Stated task
In the listing that follows, count the lines holding the word "python" and report only that number.

Records from a dataset:
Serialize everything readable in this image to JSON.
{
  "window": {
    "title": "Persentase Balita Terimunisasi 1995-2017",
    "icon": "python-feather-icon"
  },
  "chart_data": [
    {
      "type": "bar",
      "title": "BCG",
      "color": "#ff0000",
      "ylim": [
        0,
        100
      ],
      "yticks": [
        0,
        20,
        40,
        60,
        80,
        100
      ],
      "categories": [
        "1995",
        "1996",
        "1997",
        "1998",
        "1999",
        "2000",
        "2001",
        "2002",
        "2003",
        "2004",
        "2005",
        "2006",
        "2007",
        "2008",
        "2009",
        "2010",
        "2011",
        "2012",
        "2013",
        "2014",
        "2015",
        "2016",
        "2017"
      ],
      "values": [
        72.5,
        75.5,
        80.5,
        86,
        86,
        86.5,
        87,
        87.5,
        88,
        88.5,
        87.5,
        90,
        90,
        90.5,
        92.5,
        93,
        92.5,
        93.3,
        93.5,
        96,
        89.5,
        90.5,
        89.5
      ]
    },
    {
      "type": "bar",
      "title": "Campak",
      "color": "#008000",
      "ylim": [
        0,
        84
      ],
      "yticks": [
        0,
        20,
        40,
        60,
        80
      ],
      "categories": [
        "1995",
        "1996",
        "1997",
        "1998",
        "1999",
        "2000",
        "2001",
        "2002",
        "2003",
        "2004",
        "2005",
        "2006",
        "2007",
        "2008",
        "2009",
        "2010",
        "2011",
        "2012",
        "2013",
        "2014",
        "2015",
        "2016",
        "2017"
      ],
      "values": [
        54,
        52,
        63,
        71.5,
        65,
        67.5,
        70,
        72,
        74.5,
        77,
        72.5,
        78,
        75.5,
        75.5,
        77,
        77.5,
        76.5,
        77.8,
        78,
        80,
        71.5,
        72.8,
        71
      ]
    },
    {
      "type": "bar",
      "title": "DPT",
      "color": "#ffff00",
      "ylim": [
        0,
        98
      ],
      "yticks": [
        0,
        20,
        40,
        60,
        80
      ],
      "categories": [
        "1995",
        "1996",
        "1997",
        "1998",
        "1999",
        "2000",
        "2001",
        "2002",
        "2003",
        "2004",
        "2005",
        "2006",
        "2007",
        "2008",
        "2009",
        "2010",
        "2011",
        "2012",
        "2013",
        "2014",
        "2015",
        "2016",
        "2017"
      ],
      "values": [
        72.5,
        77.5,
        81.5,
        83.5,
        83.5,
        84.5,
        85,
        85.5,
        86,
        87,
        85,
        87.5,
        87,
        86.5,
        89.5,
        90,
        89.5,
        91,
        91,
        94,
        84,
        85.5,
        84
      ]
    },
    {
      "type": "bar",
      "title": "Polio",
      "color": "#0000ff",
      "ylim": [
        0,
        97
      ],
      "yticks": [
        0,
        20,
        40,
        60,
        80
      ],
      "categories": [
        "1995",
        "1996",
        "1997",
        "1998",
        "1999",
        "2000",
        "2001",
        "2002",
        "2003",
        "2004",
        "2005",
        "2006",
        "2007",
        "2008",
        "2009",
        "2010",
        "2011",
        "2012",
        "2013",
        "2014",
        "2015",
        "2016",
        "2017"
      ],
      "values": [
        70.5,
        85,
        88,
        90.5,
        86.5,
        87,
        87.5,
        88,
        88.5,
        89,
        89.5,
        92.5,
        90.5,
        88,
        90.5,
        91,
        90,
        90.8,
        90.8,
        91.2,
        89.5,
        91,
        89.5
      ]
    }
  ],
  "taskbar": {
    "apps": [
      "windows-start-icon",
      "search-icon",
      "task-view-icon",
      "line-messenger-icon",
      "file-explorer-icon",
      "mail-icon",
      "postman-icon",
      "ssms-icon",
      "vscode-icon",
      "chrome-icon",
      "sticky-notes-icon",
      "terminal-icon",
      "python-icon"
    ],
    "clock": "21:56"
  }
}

The answer
2